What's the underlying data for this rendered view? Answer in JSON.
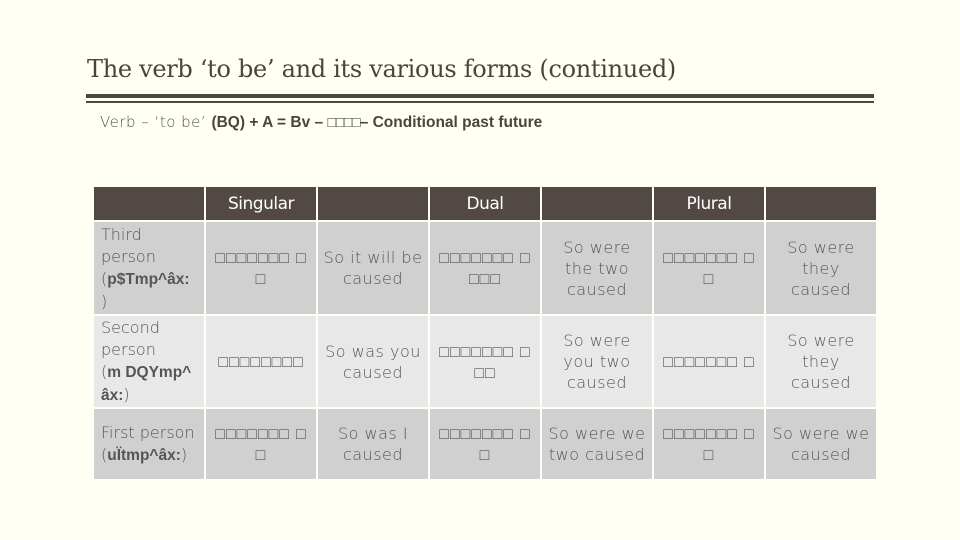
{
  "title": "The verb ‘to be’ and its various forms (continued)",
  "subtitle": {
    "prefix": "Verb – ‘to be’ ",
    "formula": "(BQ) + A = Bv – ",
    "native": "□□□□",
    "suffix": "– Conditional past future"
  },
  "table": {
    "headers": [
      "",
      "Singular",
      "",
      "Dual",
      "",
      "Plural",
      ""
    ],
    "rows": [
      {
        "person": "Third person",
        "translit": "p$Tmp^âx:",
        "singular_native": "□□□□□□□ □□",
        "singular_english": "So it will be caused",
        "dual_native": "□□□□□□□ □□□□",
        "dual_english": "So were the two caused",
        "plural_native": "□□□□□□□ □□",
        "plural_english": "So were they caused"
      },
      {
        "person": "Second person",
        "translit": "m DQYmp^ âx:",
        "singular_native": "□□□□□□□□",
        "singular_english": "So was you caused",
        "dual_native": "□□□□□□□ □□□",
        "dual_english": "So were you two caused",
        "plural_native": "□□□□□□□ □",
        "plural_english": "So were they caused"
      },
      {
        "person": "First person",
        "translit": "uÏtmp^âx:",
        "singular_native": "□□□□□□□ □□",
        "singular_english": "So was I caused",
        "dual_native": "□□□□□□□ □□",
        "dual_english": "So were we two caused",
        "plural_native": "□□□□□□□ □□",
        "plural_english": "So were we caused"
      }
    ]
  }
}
--*--
What needs to be done — Write out every entry again word for word, without any of the pictures.

Result below —
What's the underlying data for this rendered view? Answer in JSON.
{
  "title": "The verb ‘to be’ and its various forms (continued)",
  "subtitle": {
    "prefix": "Verb – ‘to be’ ",
    "formula": "(BQ) + A = Bv – ",
    "native": "□□□□",
    "suffix": "– Conditional past future"
  },
  "table": {
    "headers": [
      "",
      "Singular",
      "",
      "Dual",
      "",
      "Plural",
      ""
    ],
    "rows": [
      {
        "person": "Third person",
        "translit": "p$Tmp^âx:",
        "singular_native": "□□□□□□□ □□",
        "singular_english": "So it will be caused",
        "dual_native": "□□□□□□□ □□□□",
        "dual_english": "So were the two caused",
        "plural_native": "□□□□□□□ □□",
        "plural_english": "So were they caused"
      },
      {
        "person": "Second person",
        "translit": "m DQYmp^ âx:",
        "singular_native": "□□□□□□□□",
        "singular_english": "So was you caused",
        "dual_native": "□□□□□□□ □□□",
        "dual_english": "So were you two caused",
        "plural_native": "□□□□□□□ □",
        "plural_english": "So were they caused"
      },
      {
        "person": "First person",
        "translit": "uÏtmp^âx:",
        "singular_native": "□□□□□□□ □□",
        "singular_english": "So was I caused",
        "dual_native": "□□□□□□□ □□",
        "dual_english": "So were we two caused",
        "plural_native": "□□□□□□□ □□",
        "plural_english": "So were we caused"
      }
    ]
  }
}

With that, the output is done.